> **THE REQUEST**
Please give every line from the start of the listing through the line containing "- Bar: [468, 108, 482, 214]", both included, as a JSON list of strings with one string per line and blank lines left out.

> **DATA IN THIS EXERCISE**
****

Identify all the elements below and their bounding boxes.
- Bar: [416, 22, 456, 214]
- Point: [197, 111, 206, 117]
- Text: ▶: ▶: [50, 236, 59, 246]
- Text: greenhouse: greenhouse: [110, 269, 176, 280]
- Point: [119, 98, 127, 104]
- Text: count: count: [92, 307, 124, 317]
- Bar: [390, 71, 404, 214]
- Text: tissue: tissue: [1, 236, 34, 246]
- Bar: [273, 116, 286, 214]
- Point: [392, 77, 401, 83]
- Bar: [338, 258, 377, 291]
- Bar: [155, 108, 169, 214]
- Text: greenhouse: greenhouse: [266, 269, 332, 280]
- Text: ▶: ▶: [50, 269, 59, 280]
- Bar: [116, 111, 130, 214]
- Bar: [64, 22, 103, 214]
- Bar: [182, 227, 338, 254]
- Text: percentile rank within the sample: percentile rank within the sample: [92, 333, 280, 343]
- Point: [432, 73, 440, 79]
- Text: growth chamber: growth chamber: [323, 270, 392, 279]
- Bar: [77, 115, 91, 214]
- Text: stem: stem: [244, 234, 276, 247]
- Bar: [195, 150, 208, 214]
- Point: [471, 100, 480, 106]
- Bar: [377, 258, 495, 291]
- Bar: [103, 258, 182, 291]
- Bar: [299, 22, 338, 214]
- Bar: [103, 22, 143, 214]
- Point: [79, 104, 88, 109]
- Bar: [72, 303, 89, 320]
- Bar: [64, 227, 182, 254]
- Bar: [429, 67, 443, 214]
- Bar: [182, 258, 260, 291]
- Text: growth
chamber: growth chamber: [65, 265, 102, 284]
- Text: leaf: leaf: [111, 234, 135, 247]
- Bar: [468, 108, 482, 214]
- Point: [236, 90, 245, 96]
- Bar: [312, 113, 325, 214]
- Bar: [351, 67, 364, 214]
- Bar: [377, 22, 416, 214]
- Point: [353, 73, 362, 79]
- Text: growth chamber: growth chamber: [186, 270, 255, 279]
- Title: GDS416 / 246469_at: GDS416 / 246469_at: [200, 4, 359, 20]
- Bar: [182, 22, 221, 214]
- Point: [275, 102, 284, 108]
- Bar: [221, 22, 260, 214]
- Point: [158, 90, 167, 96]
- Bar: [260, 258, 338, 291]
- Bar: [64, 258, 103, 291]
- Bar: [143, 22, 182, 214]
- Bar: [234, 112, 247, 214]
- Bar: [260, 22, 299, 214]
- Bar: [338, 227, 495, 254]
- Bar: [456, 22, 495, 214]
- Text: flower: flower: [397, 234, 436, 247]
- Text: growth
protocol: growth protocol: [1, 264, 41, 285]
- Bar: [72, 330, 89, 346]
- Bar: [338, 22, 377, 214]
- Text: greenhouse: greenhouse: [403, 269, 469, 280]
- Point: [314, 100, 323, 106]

****

> **TASK SOLUTION**
[
  "Identify all the elements below and their bounding boxes.",
  "- Bar: [416, 22, 456, 214]",
  "- Point: [197, 111, 206, 117]",
  "- Text: ▶: ▶: [50, 236, 59, 246]",
  "- Text: greenhouse: greenhouse: [110, 269, 176, 280]",
  "- Point: [119, 98, 127, 104]",
  "- Text: count: count: [92, 307, 124, 317]",
  "- Bar: [390, 71, 404, 214]",
  "- Text: tissue: tissue: [1, 236, 34, 246]",
  "- Bar: [273, 116, 286, 214]",
  "- Point: [392, 77, 401, 83]",
  "- Bar: [338, 258, 377, 291]",
  "- Bar: [155, 108, 169, 214]",
  "- Text: greenhouse: greenhouse: [266, 269, 332, 280]",
  "- Text: ▶: ▶: [50, 269, 59, 280]",
  "- Bar: [116, 111, 130, 214]",
  "- Bar: [64, 22, 103, 214]",
  "- Bar: [182, 227, 338, 254]",
  "- Text: percentile rank within the sample: percentile rank within the sample: [92, 333, 280, 343]",
  "- Point: [432, 73, 440, 79]",
  "- Text: growth chamber: growth chamber: [323, 270, 392, 279]",
  "- Bar: [77, 115, 91, 214]",
  "- Text: stem: stem: [244, 234, 276, 247]",
  "- Bar: [195, 150, 208, 214]",
  "- Point: [471, 100, 480, 106]",
  "- Bar: [377, 258, 495, 291]",
  "- Bar: [103, 258, 182, 291]",
  "- Bar: [299, 22, 338, 214]",
  "- Bar: [103, 22, 143, 214]",
  "- Point: [79, 104, 88, 109]",
  "- Bar: [72, 303, 89, 320]",
  "- Bar: [64, 227, 182, 254]",
  "- Bar: [429, 67, 443, 214]",
  "- Bar: [182, 258, 260, 291]",
  "- Text: growth",
  "chamber: growth chamber: [65, 265, 102, 284]",
  "- Text: leaf: leaf: [111, 234, 135, 247]",
  "- Bar: [468, 108, 482, 214]"
]